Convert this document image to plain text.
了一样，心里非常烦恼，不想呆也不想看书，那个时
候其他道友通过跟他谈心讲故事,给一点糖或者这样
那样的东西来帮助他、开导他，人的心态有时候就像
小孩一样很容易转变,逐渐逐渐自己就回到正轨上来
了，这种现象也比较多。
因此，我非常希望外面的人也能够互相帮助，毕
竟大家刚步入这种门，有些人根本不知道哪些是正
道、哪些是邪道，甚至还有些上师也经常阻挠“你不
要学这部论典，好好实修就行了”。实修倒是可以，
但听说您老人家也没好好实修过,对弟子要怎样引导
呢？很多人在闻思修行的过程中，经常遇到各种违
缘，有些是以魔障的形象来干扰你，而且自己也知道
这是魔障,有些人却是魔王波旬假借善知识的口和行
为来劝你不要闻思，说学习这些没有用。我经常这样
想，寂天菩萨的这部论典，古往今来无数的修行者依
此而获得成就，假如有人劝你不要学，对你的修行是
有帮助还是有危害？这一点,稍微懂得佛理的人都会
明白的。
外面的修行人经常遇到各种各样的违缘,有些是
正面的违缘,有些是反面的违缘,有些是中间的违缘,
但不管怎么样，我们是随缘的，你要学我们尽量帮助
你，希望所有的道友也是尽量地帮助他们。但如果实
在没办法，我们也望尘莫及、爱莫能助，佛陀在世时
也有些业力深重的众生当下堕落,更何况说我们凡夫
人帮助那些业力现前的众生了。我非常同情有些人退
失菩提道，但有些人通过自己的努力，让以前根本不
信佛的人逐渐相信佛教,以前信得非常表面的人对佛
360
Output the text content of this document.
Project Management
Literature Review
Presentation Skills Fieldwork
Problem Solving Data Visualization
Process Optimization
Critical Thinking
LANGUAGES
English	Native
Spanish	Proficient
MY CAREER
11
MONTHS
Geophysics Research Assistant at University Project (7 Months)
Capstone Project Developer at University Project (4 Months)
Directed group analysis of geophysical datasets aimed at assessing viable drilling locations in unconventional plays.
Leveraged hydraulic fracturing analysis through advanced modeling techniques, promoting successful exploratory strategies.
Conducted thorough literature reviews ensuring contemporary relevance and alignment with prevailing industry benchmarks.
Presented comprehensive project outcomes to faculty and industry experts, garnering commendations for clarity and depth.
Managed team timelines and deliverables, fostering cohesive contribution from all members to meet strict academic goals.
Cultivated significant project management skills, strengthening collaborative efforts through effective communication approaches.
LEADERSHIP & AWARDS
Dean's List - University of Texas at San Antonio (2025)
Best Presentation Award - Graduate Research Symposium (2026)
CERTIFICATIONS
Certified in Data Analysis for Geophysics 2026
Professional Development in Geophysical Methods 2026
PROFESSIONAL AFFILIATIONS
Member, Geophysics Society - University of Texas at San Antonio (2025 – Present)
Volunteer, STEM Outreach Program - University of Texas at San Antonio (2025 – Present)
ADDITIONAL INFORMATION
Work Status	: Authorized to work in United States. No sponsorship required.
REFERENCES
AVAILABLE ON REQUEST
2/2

──────────

## Objective
In the records above, collect each line with "document".

## Reply to the exercise
Convert this document image to plain text.
Output the text content of this document.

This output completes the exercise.